Collected data entries:
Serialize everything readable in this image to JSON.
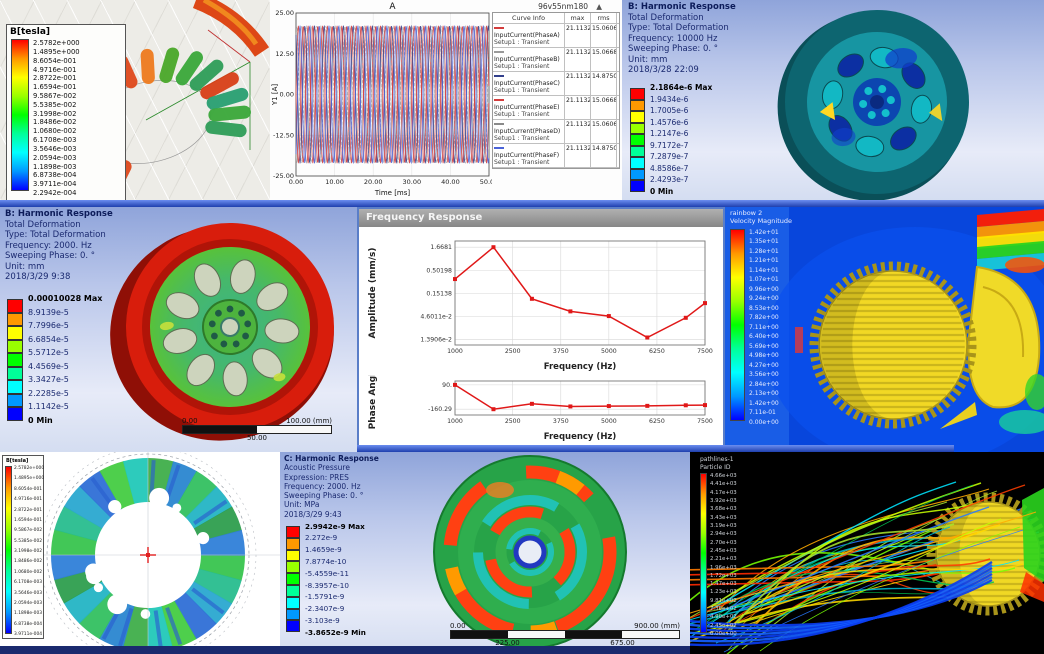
{
  "colors": {
    "ansys_bands": [
      "#ff0000",
      "#ff9900",
      "#ffff00",
      "#99ff00",
      "#00ff00",
      "#00ff99",
      "#00ffff",
      "#0099ff",
      "#0000ff"
    ],
    "curve_red": "#d43c3c",
    "curve_blue": "#4a62d8",
    "curve_navy": "#323f8c",
    "response_red": "#e01818"
  },
  "panels": {
    "flux_torus": {
      "legend_title": "B[tesla]",
      "values": [
        "2.5782e+000",
        "1.4895e+000",
        "8.6054e-001",
        "4.9716e-001",
        "2.8722e-001",
        "1.6594e-001",
        "9.5867e-002",
        "5.5385e-002",
        "3.1998e-002",
        "1.8486e-002",
        "1.0680e-002",
        "6.1708e-003",
        "3.5646e-003",
        "2.0594e-003",
        "1.1898e-003",
        "6.8738e-004",
        "3.9711e-004",
        "2.2942e-004"
      ]
    },
    "transient": {
      "window_label": "96v55nm180",
      "window_menu_glyph": "▲",
      "table_headers": [
        "Curve Info",
        "max",
        "rms"
      ]
    },
    "harmonic_10000": {
      "title": "B: Harmonic Response",
      "lines": [
        "Total Deformation",
        "Type: Total Deformation",
        "Frequency: 10000 Hz",
        "Sweeping Phase: 0. °",
        "Unit: mm",
        "2018/3/28 22:09"
      ],
      "legend_values": [
        "2.1864e-6 Max",
        "1.9434e-6",
        "1.7005e-6",
        "1.4576e-6",
        "1.2147e-6",
        "9.7172e-7",
        "7.2879e-7",
        "4.8586e-7",
        "2.4293e-7",
        "0 Min"
      ]
    },
    "harmonic_2000": {
      "title": "B: Harmonic Response",
      "lines": [
        "Total Deformation",
        "Type: Total Deformation",
        "Frequency: 2000. Hz",
        "Sweeping Phase: 0. °",
        "Unit: mm",
        "2018/3/29 9:38"
      ],
      "legend_values": [
        "0.00010028 Max",
        "8.9139e-5",
        "7.7996e-5",
        "6.6854e-5",
        "5.5712e-5",
        "4.4569e-5",
        "3.3427e-5",
        "2.2285e-5",
        "1.1142e-5",
        "0 Min"
      ],
      "scale": {
        "left": "0.00",
        "right": "100.00 (mm)",
        "mid": "50.00"
      }
    },
    "frequency_response": {
      "window_title": "Frequency Response"
    },
    "velocity_contour": {
      "legend_title1": "rainbow 2",
      "legend_title2": "Velocity Magnitude",
      "values": [
        "1.42e+01",
        "1.35e+01",
        "1.28e+01",
        "1.21e+01",
        "1.14e+01",
        "1.07e+01",
        "9.96e+00",
        "9.24e+00",
        "8.53e+00",
        "7.82e+00",
        "7.11e+00",
        "6.40e+00",
        "5.69e+00",
        "4.98e+00",
        "4.27e+00",
        "3.56e+00",
        "2.84e+00",
        "2.13e+00",
        "1.42e+00",
        "7.11e-01",
        "0.00e+00"
      ]
    },
    "flux_rotor": {
      "legend_title": "B[tesla]",
      "values": [
        "2.5782e+000",
        "1.4895e+000",
        "8.6054e-001",
        "4.9716e-001",
        "2.8722e-001",
        "1.6594e-001",
        "9.5867e-002",
        "5.5385e-002",
        "3.1998e-002",
        "1.8486e-002",
        "1.0680e-002",
        "6.1708e-003",
        "3.5646e-003",
        "2.0594e-003",
        "1.1898e-003",
        "6.8738e-004",
        "3.9711e-004"
      ],
      "ring_colors": [
        "#38c44e",
        "#28bd8e",
        "#2aa8d0",
        "#2f6fd6",
        "#45cc42",
        "#22c8b8",
        "#3fae4a",
        "#2a86d0",
        "#33c060",
        "#24b4c4",
        "#2e9e4e",
        "#2f80d8"
      ]
    },
    "acoustic": {
      "title": "C: Harmonic Response",
      "lines": [
        "Acoustic Pressure",
        "Expression: PRES",
        "Frequency: 2000. Hz",
        "Sweeping Phase: 0. °",
        "Unit: MPa",
        "2018/3/29 9:43"
      ],
      "legend_values": [
        "2.9942e-9 Max",
        "2.272e-9",
        "1.4659e-9",
        "7.8774e-10",
        "-5.4559e-11",
        "-8.3957e-10",
        "-1.5791e-9",
        "-2.3407e-9",
        "-3.103e-9",
        "-3.8652e-9 Min"
      ],
      "scale": {
        "left": "0.00",
        "right": "900.00 (mm)",
        "below_left": "225.00",
        "below_right": "675.00"
      }
    },
    "pathlines": {
      "legend_title1": "pathlines-1",
      "legend_title2": "Particle ID",
      "values": [
        "4.66e+03",
        "4.41e+03",
        "4.17e+03",
        "3.92e+03",
        "3.68e+03",
        "3.43e+03",
        "3.19e+03",
        "2.94e+03",
        "2.70e+03",
        "2.45e+03",
        "2.21e+03",
        "1.96e+03",
        "1.72e+03",
        "1.47e+03",
        "1.23e+03",
        "9.81e+02",
        "7.36e+02",
        "4.90e+02",
        "2.45e+02",
        "0.00e+00"
      ],
      "palette": [
        "#ffd800",
        "#a6e22e",
        "#00c853",
        "#00bcd4",
        "#ff3d00",
        "#2979ff",
        "#76ff03",
        "#ffab00",
        "#00e5ff",
        "#c6ff00"
      ]
    }
  },
  "chart_data": [
    {
      "type": "line",
      "name": "transient-current",
      "title": "A",
      "xlabel": "Time [ms]",
      "ylabel": "Y1 [A]",
      "xlim": [
        0,
        50
      ],
      "ylim": [
        -25,
        25
      ],
      "xticks": [
        "0.00",
        "10.00",
        "20.00",
        "30.00",
        "40.00",
        "50.00"
      ],
      "yticks": [
        "25.00",
        "12.50",
        "0.00",
        "-12.50",
        "-25.00"
      ],
      "amplitude": 21.1132,
      "period_ms": 2.5,
      "grid": true,
      "legend_position": "right",
      "series": [
        {
          "name": "InputCurrent(PhaseA)",
          "setup": "Setup1 : Transient",
          "color": "#d43c3c",
          "dash": "",
          "phase_deg": 0,
          "max": "21.1132",
          "rms": "15.0606"
        },
        {
          "name": "InputCurrent(PhaseB)",
          "setup": "Setup1 : Transient",
          "color": "#9a9a9a",
          "dash": "",
          "phase_deg": 240,
          "max": "21.1132",
          "rms": "15.0668"
        },
        {
          "name": "InputCurrent(PhaseC)",
          "setup": "Setup1 : Transient",
          "color": "#323f8c",
          "dash": "",
          "phase_deg": 120,
          "max": "21.1132",
          "rms": "14.8750"
        },
        {
          "name": "InputCurrent(PhaseE)",
          "setup": "Setup1 : Transient",
          "color": "#d43c3c",
          "dash": "",
          "phase_deg": 180,
          "max": "21.1132",
          "rms": "15.0668"
        },
        {
          "name": "InputCurrent(PhaseD)",
          "setup": "Setup1 : Transient",
          "color": "#8a8a8a",
          "dash": "3 2",
          "phase_deg": 60,
          "max": "21.1132",
          "rms": "15.0606"
        },
        {
          "name": "InputCurrent(PhaseF)",
          "setup": "Setup1 : Transient",
          "color": "#4a62d8",
          "dash": "",
          "phase_deg": 300,
          "max": "21.1132",
          "rms": "14.8750"
        }
      ]
    },
    {
      "type": "line",
      "name": "amplitude-response",
      "ylabel": "Amplitude (mm/s)",
      "xlabel": "Frequency (Hz)",
      "yscale": "log",
      "grid": true,
      "xlim": [
        1000,
        7500
      ],
      "x": [
        1000,
        2000,
        3000,
        4000,
        5000,
        6000,
        7000,
        7500
      ],
      "y": [
        0.32,
        1.6681,
        0.115,
        0.06,
        0.047,
        0.0155,
        0.043,
        0.092
      ],
      "yticks": [
        "1.6681",
        "0.50198",
        "0.15138",
        "4.6011e-2",
        "1.3906e-2"
      ],
      "ytick_vals": [
        1.6681,
        0.50198,
        0.15138,
        0.046011,
        0.013906
      ],
      "xticks": [
        "1000",
        "2500",
        "3750",
        "5000",
        "6250",
        "7500"
      ],
      "xtick_vals": [
        1000,
        2500,
        3750,
        5000,
        6250,
        7500
      ],
      "color": "#e01818"
    },
    {
      "type": "line",
      "name": "phase-response",
      "ylabel": "Phase Angle",
      "xlabel": "Frequency (Hz)",
      "grid": true,
      "xlim": [
        1000,
        7500
      ],
      "ylim": [
        -220,
        130
      ],
      "x": [
        1000,
        2000,
        3000,
        4000,
        5000,
        6000,
        7000,
        7500
      ],
      "y": [
        90,
        -160.29,
        -105,
        -132,
        -128,
        -126,
        -120,
        -118
      ],
      "yticks": [
        "90.",
        "-160.29"
      ],
      "ytick_vals": [
        90,
        -160.29
      ],
      "xticks": [
        "1000",
        "2500",
        "3750",
        "5000",
        "6250",
        "7500"
      ],
      "xtick_vals": [
        1000,
        2500,
        3750,
        5000,
        6250,
        7500
      ],
      "color": "#e01818"
    }
  ]
}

TASK:
Find the lines with the string "pathlines" and reproduce them.

SOLUTION:
    "pathlines": {
      "legend_title1": "pathlines-1",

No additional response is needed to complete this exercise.